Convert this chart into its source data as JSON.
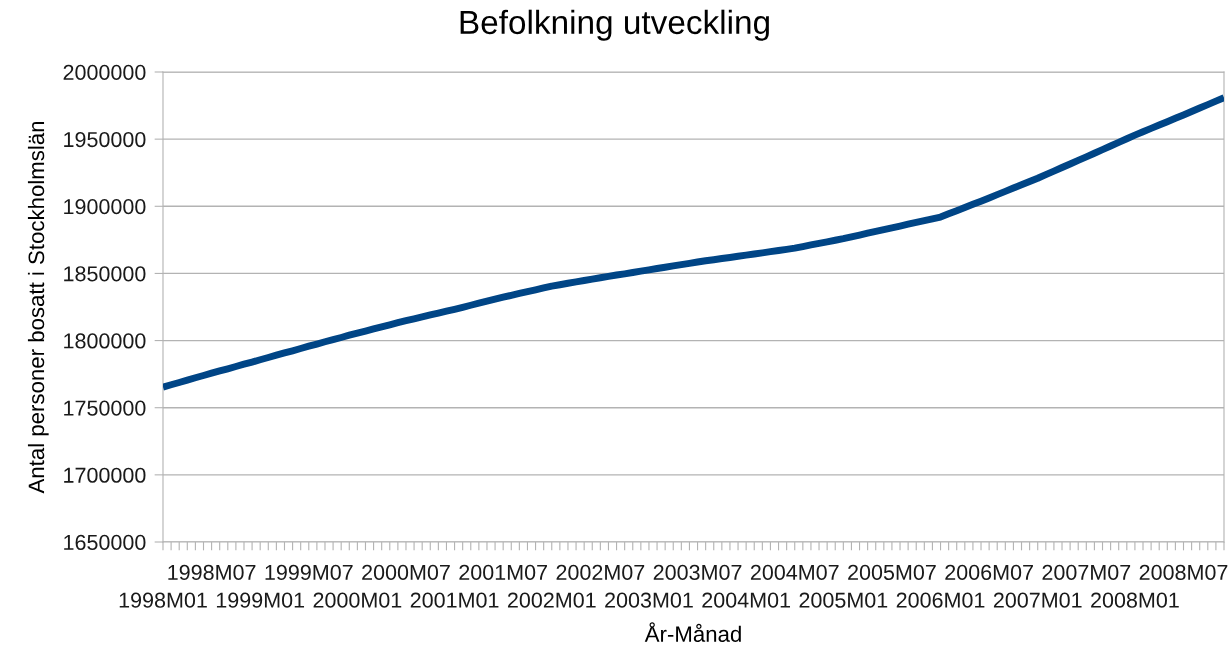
{
  "chart_data": {
    "type": "line",
    "title": "Befolkning utveckling",
    "xlabel": "År-Månad",
    "ylabel": "Antal personer bosatt i Stockholmslän",
    "categories": [
      "1998M01",
      null,
      null,
      null,
      null,
      null,
      "1998M07",
      null,
      null,
      null,
      null,
      null,
      "1999M01",
      null,
      null,
      null,
      null,
      null,
      "1999M07",
      null,
      null,
      null,
      null,
      null,
      "2000M01",
      null,
      null,
      null,
      null,
      null,
      "2000M07",
      null,
      null,
      null,
      null,
      null,
      "2001M01",
      null,
      null,
      null,
      null,
      null,
      "2001M07",
      null,
      null,
      null,
      null,
      null,
      "2002M01",
      null,
      null,
      null,
      null,
      null,
      "2002M07",
      null,
      null,
      null,
      null,
      null,
      "2003M01",
      null,
      null,
      null,
      null,
      null,
      "2003M07",
      null,
      null,
      null,
      null,
      null,
      "2004M01",
      null,
      null,
      null,
      null,
      null,
      "2004M07",
      null,
      null,
      null,
      null,
      null,
      "2005M01",
      null,
      null,
      null,
      null,
      null,
      "2005M07",
      null,
      null,
      null,
      null,
      null,
      "2006M01",
      null,
      null,
      null,
      null,
      null,
      "2006M07",
      null,
      null,
      null,
      null,
      null,
      "2007M01",
      null,
      null,
      null,
      null,
      null,
      "2007M07",
      null,
      null,
      null,
      null,
      null,
      "2008M01",
      null,
      null,
      null,
      null,
      null,
      "2008M07",
      null,
      null,
      null,
      null,
      null
    ],
    "series": [
      {
        "color": "#004586",
        "values": [
          1765400,
          1767100,
          1768800,
          1770500,
          1772300,
          1774000,
          1775700,
          1777400,
          1779000,
          1780700,
          1782400,
          1784000,
          1785700,
          1787400,
          1789100,
          1790800,
          1792400,
          1794100,
          1795800,
          1797400,
          1799100,
          1800700,
          1802300,
          1804000,
          1805600,
          1807100,
          1808700,
          1810200,
          1811700,
          1813300,
          1814800,
          1816200,
          1817600,
          1819100,
          1820500,
          1821900,
          1823300,
          1824800,
          1826300,
          1827800,
          1829300,
          1830800,
          1832300,
          1833700,
          1835100,
          1836500,
          1837800,
          1839200,
          1840600,
          1841600,
          1842700,
          1843700,
          1844700,
          1845800,
          1846800,
          1847800,
          1848800,
          1849700,
          1850700,
          1851700,
          1852700,
          1853700,
          1854600,
          1855600,
          1856600,
          1857500,
          1858500,
          1859400,
          1860200,
          1861100,
          1861900,
          1862800,
          1863600,
          1864500,
          1865300,
          1866200,
          1867100,
          1867900,
          1868800,
          1870000,
          1871200,
          1872400,
          1873500,
          1874700,
          1875900,
          1877300,
          1878600,
          1880000,
          1881300,
          1882700,
          1884000,
          1885300,
          1886700,
          1888000,
          1889300,
          1890700,
          1892000,
          1894400,
          1896700,
          1899100,
          1901500,
          1903800,
          1906200,
          1908700,
          1911100,
          1913600,
          1916000,
          1918500,
          1920900,
          1923600,
          1926200,
          1928900,
          1931500,
          1934200,
          1936800,
          1939500,
          1942200,
          1944900,
          1947600,
          1950300,
          1953000,
          1955500,
          1958000,
          1960500,
          1963000,
          1965500,
          1968000,
          1970600,
          1973200,
          1975700,
          1978300,
          1980900
        ]
      }
    ],
    "ylim": [
      1650000,
      2000000
    ],
    "yticks": [
      1650000,
      1700000,
      1750000,
      1800000,
      1850000,
      1900000,
      1950000,
      2000000
    ],
    "grid": "y",
    "legend": false,
    "marker": "none",
    "line_style": "solid"
  }
}
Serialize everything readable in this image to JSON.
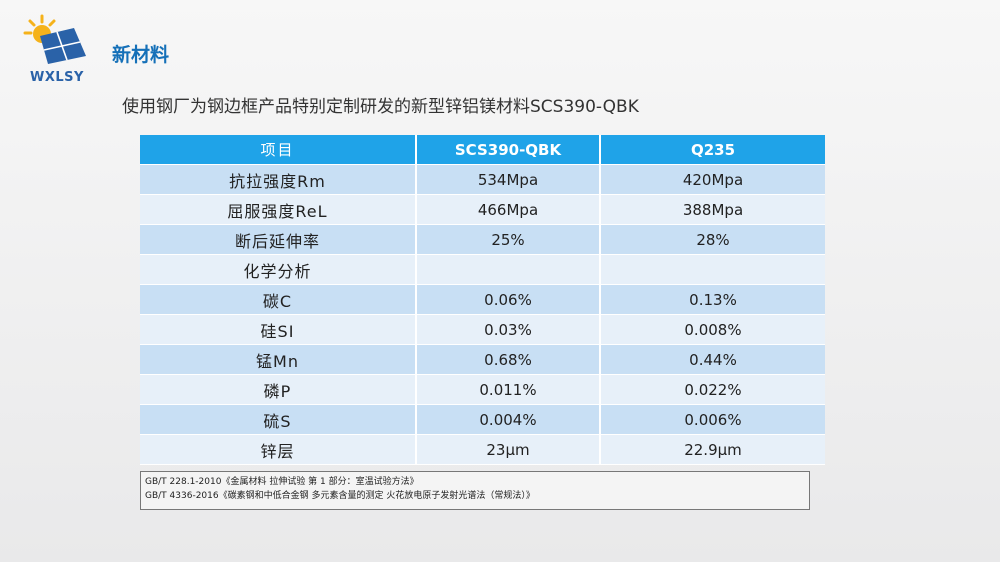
{
  "logo": {
    "text": "WXLSY"
  },
  "section_title": "新材料",
  "subtitle": "使用钢厂为钢边框产品特别定制研发的新型锌铝镁材料SCS390-QBK",
  "table": {
    "headers": [
      "项目",
      "SCS390-QBK",
      "Q235"
    ],
    "rows": [
      [
        "抗拉强度Rm",
        "534Mpa",
        "420Mpa"
      ],
      [
        "屈服强度ReL",
        "466Mpa",
        "388Mpa"
      ],
      [
        "断后延伸率",
        "25%",
        "28%"
      ],
      [
        "化学分析",
        "",
        ""
      ],
      [
        "碳C",
        "0.06%",
        "0.13%"
      ],
      [
        "硅SI",
        "0.03%",
        "0.008%"
      ],
      [
        "锰Mn",
        "0.68%",
        "0.44%"
      ],
      [
        "磷P",
        "0.011%",
        "0.022%"
      ],
      [
        "硫S",
        "0.004%",
        "0.006%"
      ],
      [
        "锌层",
        "23μm",
        "22.9μm"
      ]
    ]
  },
  "references": [
    "GB/T 228.1-2010《金属材料 拉伸试验 第 1 部分：室温试验方法》",
    "GB/T 4336-2016《碳素钢和中低合金钢 多元素含量的测定 火花放电原子发射光谱法（常规法）》"
  ],
  "colors": {
    "header": "#1fa3e8",
    "row_dark": "#c8dff4",
    "row_light": "#e7f0f9",
    "title": "#1570b8"
  }
}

What you have to do: Only the lines from the one containing "Serialize everything readable" through the end of the listing are to be quoted, exactly and with both ends included; pictures are left out.

Answer for the task:
Serialize everything readable in this image to JSON.
{
  "logo": {
    "text": "WXLSY"
  },
  "section_title": "新材料",
  "subtitle": "使用钢厂为钢边框产品特别定制研发的新型锌铝镁材料SCS390-QBK",
  "table": {
    "headers": [
      "项目",
      "SCS390-QBK",
      "Q235"
    ],
    "rows": [
      [
        "抗拉强度Rm",
        "534Mpa",
        "420Mpa"
      ],
      [
        "屈服强度ReL",
        "466Mpa",
        "388Mpa"
      ],
      [
        "断后延伸率",
        "25%",
        "28%"
      ],
      [
        "化学分析",
        "",
        ""
      ],
      [
        "碳C",
        "0.06%",
        "0.13%"
      ],
      [
        "硅SI",
        "0.03%",
        "0.008%"
      ],
      [
        "锰Mn",
        "0.68%",
        "0.44%"
      ],
      [
        "磷P",
        "0.011%",
        "0.022%"
      ],
      [
        "硫S",
        "0.004%",
        "0.006%"
      ],
      [
        "锌层",
        "23μm",
        "22.9μm"
      ]
    ]
  },
  "references": [
    "GB/T 228.1-2010《金属材料 拉伸试验 第 1 部分：室温试验方法》",
    "GB/T 4336-2016《碳素钢和中低合金钢 多元素含量的测定 火花放电原子发射光谱法（常规法）》"
  ],
  "colors": {
    "header": "#1fa3e8",
    "row_dark": "#c8dff4",
    "row_light": "#e7f0f9",
    "title": "#1570b8"
  }
}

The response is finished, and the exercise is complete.